• **Page extract**:

Why A Crisis Plan Has Become Your Insurance Policy to Business Tomorrow

In the business world and in the communications arena as well, there's only one way to view your crisis management plan: as an insurance policy that's a surefire ticket to whether you'll be around in the future.

The crisis management, or risk management, plan of the 1990s isn't a multi-page document that's locked away in a safe and brought out when disaster strikes. It's an undertaking, depending on the size of your company and the number of locations you have, that could take between two months to a year to complete.

Today, crisis management has become a strategy that's carefully planned, revamped, updated, scrutinized and enhanced as businesses grow. It also provides one of the key ways communications departments continue to guide corporations in the public-perception and image theater - what has become the crux of not only how the media views businesses but often the barometer for how customers and shareholders view a company.

In full, the crisis management plan is an A-through-Z blueprint for how your company will react in the event of a crisis - which in the 1990s and heading into the millennium can include a plane crash or industry explosion and even widespread personnel complaints. The plan is also meant to set in stone how your communications and operational divisions will work together to minimize the damage.

If you're not convinced that a crisis management plan can be the difference between success and failure for your company, just consider this statistic: Research has shown that in the first 12 hours of a crisis, a company can recover the money that would be spent on potential liabilities and lawsuits over a 10- to 15-year period, according to Bob Wilkerson, president and CEO of The Corporate Response Group Inc., a crisis management consulting firm based in Washington, D.C.

Small companies are likely spending far more than $100,000 (which was the industry standard five years ago) and large corporations, those who have to undertake exhaustive and complex drills to find out if their plans are workable, are easily spending several million dollars a year to make sure than when the press comes calling, that the right checks and balances are in place.

"This is a plan that should be looked at continuously," said Wilkerson. That analysis includes incorporating new subsidiaries, tweaking information if there are changes on the operational levels and even making sure that databases, including staffers' phone numbers, are updated on a consistent basis.

Putting a Plan Together

Long before you meet in the conference room with the team of people who will explore what potential crises your company faces and how they should be handled, getting a buy-in from those in top management is crucial.

"You need to sell the idea," said Frank Corrado, president of Communications For Management Inc. International, Chicago. "You [the PR director] need to be the champion in your organization."

But that doesn't mean simply devising an outline and plotting what steps are needed. To ensure that your CEO recognizes the worth of such a plan, you'll be doing a lot of upselling. That may require a presentation that includes video news releases of what corporations under fire have faced; statistics and market research; an estimate of what a consultant will cost; and substantial forecasting.

• **Exercise instructions**: In the crisis planning article, how long can completing a crisis management plan take? The listing that comes next has nothing to do with the crisis planning article.

• **Source material**:
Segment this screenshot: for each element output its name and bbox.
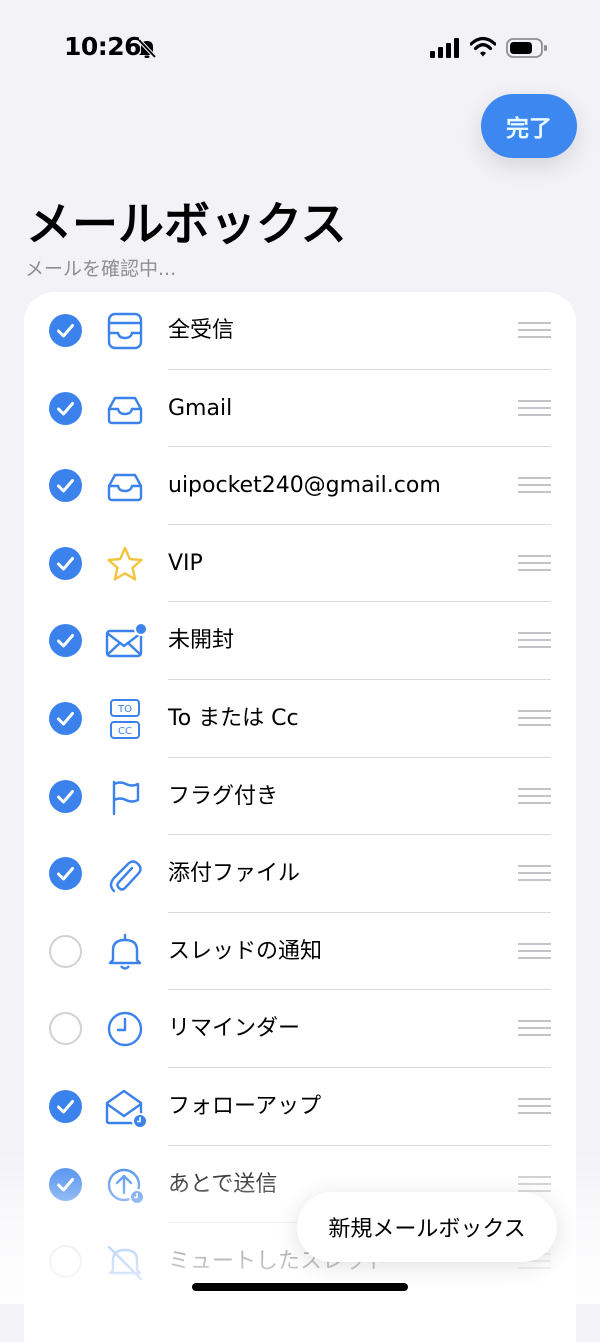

• **Answer to this task**: Between two months and a year, depending on the size of the company and how many locations it has.